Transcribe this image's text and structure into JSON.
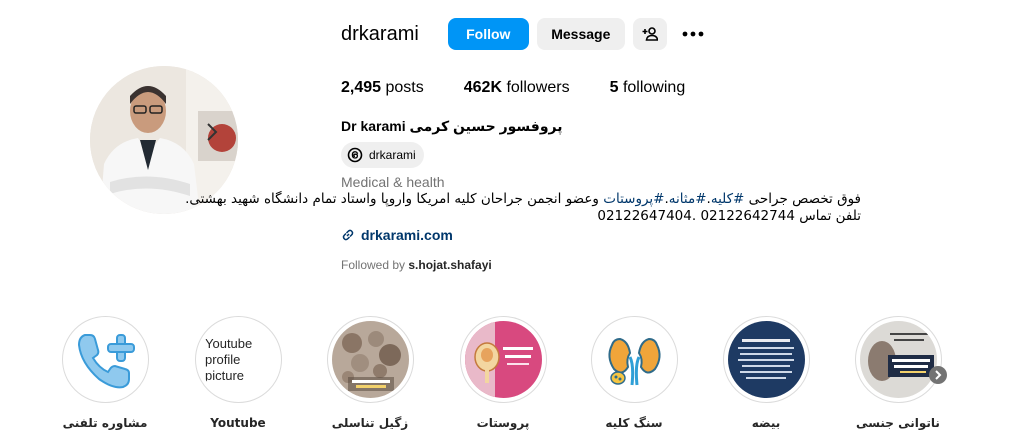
{
  "profile": {
    "username": "drkarami",
    "follow_label": "Follow",
    "message_label": "Message",
    "stats": {
      "posts_count": "2,495",
      "posts_label": "posts",
      "followers_count": "462K",
      "followers_label": "followers",
      "following_count": "5",
      "following_label": "following"
    },
    "full_name": "Dr karami پروفسور حسین کرمی",
    "threads_handle": "drkarami",
    "category": "Medical & health",
    "bio": {
      "line1_prefix": "فوق تخصص جراحی ",
      "tags": [
        "#کلیه",
        "#مثانه",
        "#پروستات"
      ],
      "line1_suffix": " وعضو انجمن جراحان کلیه امریکا واروپا واستاد تمام دانشگاه شهید بهشتی.",
      "line2": "تلفن تماس 02122642744 .02122647404"
    },
    "website": "drkarami.com",
    "followed_by_prefix": "Followed by",
    "followed_by_user": "s.hojat.shafayi"
  },
  "highlights": [
    {
      "label": "مشاوره تلفنی",
      "icon": "phone-plus-icon"
    },
    {
      "label": "Youtube",
      "icon": "broken-image",
      "alt": "Youtube profile picture"
    },
    {
      "label": "زگیل تناسلی",
      "icon": "photo"
    },
    {
      "label": "پروستات",
      "icon": "photo"
    },
    {
      "label": "سنگ کلیه",
      "icon": "kidney-icon"
    },
    {
      "label": "بیضه",
      "icon": "photo"
    },
    {
      "label": "ناتوانی جنسی",
      "icon": "photo"
    }
  ],
  "colors": {
    "follow_button": "#0095f6",
    "secondary_button": "#efefef",
    "link": "#00376b",
    "muted": "#737373"
  }
}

===

**The problem:**
Transcribe the records above verbatim. Do not carry over any picture.

**Result:**
Transcribe this image's text and structure into JSON.
{
  "profile": {
    "username": "drkarami",
    "follow_label": "Follow",
    "message_label": "Message",
    "stats": {
      "posts_count": "2,495",
      "posts_label": "posts",
      "followers_count": "462K",
      "followers_label": "followers",
      "following_count": "5",
      "following_label": "following"
    },
    "full_name": "Dr karami پروفسور حسین کرمی",
    "threads_handle": "drkarami",
    "category": "Medical & health",
    "bio": {
      "line1_prefix": "فوق تخصص جراحی ",
      "tags": [
        "#کلیه",
        "#مثانه",
        "#پروستات"
      ],
      "line1_suffix": " وعضو انجمن جراحان کلیه امریکا واروپا واستاد تمام دانشگاه شهید بهشتی.",
      "line2": "تلفن تماس 02122642744 .02122647404"
    },
    "website": "drkarami.com",
    "followed_by_prefix": "Followed by",
    "followed_by_user": "s.hojat.shafayi"
  },
  "highlights": [
    {
      "label": "مشاوره تلفنی",
      "icon": "phone-plus-icon"
    },
    {
      "label": "Youtube",
      "icon": "broken-image",
      "alt": "Youtube profile picture"
    },
    {
      "label": "زگیل تناسلی",
      "icon": "photo"
    },
    {
      "label": "پروستات",
      "icon": "photo"
    },
    {
      "label": "سنگ کلیه",
      "icon": "kidney-icon"
    },
    {
      "label": "بیضه",
      "icon": "photo"
    },
    {
      "label": "ناتوانی جنسی",
      "icon": "photo"
    }
  ],
  "colors": {
    "follow_button": "#0095f6",
    "secondary_button": "#efefef",
    "link": "#00376b",
    "muted": "#737373"
  }
}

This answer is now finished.